-- REQUEST --
Scan the lines below for the word "habent". Copy each line you find it in.

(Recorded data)

========================================

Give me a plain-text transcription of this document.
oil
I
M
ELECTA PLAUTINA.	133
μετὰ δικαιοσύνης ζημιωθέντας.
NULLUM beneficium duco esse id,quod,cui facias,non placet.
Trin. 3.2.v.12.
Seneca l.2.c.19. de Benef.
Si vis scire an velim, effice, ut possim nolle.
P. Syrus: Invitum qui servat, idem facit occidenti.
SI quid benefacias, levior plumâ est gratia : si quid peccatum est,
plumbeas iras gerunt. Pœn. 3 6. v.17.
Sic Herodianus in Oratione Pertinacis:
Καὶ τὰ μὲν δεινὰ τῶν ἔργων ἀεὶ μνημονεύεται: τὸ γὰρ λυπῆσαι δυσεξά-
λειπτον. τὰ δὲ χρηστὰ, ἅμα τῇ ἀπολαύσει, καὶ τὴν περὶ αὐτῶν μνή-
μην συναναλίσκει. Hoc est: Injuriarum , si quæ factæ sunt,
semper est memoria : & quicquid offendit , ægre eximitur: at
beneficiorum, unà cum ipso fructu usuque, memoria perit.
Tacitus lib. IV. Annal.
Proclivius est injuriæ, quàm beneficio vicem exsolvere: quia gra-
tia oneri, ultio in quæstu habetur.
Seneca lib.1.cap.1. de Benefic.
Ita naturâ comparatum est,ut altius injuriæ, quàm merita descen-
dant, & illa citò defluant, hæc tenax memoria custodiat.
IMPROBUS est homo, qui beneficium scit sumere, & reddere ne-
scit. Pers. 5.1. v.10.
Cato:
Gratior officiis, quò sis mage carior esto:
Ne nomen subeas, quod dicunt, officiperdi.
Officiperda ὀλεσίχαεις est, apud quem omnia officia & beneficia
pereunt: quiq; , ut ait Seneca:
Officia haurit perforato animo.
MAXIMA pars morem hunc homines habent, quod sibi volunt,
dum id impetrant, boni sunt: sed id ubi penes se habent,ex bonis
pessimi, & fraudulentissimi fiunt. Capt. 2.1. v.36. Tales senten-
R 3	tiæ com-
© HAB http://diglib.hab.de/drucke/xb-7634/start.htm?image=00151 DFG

========================================

-- ANSWER TO THIS TASK --
MAXIMA pars morem hunc homines habent, quod sibi volunt,
dum id impetrant, boni sunt: sed id ubi penes se habent,ex bonis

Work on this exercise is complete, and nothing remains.